#### Instructions to follow
Render all the items below as a numbered list, leaving out any blank lines.

#### Source records
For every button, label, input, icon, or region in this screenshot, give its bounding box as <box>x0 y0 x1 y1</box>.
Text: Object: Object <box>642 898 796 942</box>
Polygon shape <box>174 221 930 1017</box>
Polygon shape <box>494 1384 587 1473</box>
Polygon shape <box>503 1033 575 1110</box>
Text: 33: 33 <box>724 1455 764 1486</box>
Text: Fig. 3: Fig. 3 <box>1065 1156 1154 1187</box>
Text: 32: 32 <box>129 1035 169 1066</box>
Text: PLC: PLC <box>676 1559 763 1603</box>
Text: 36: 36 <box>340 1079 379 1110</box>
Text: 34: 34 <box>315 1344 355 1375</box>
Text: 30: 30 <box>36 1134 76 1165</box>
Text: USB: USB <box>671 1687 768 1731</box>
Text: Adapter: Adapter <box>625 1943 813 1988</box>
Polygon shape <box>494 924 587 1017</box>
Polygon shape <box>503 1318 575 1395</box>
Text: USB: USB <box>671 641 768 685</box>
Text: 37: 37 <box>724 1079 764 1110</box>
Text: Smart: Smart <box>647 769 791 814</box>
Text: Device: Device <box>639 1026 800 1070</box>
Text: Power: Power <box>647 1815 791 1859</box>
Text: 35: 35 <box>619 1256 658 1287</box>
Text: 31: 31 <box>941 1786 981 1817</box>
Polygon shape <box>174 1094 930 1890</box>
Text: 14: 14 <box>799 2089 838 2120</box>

#### Right answer
1. For every button, label, input, icon, or region in this screenshot, give its bounding box as <box>x0 y0 x1 y1</box>.
2. Text: Object: Object <box>642 898 796 942</box>
3. Polygon shape <box>174 221 930 1017</box>
4. Polygon shape <box>494 1384 587 1473</box>
5. Polygon shape <box>503 1033 575 1110</box>
6. Text: 33: 33 <box>724 1455 764 1486</box>
7. Text: Fig. 3: Fig. 3 <box>1065 1156 1154 1187</box>
8. Text: 32: 32 <box>129 1035 169 1066</box>
9. Text: PLC: PLC <box>676 1559 763 1603</box>
10. Text: 36: 36 <box>340 1079 379 1110</box>
11. Text: 34: 34 <box>315 1344 355 1375</box>
12. Text: 30: 30 <box>36 1134 76 1165</box>
13. Text: USB: USB <box>671 1687 768 1731</box>
14. Text: Adapter: Adapter <box>625 1943 813 1988</box>
15. Polygon shape <box>494 924 587 1017</box>
16. Polygon shape <box>503 1318 575 1395</box>
17. Text: USB: USB <box>671 641 768 685</box>
18. Text: 37: 37 <box>724 1079 764 1110</box>
19. Text: Smart: Smart <box>647 769 791 814</box>
20. Text: Device: Device <box>639 1026 800 1070</box>
21. Text: Power: Power <box>647 1815 791 1859</box>
22. Text: 35: 35 <box>619 1256 658 1287</box>
23. Text: 31: 31 <box>941 1786 981 1817</box>
24. Polygon shape <box>174 1094 930 1890</box>
25. Text: 14: 14 <box>799 2089 838 2120</box>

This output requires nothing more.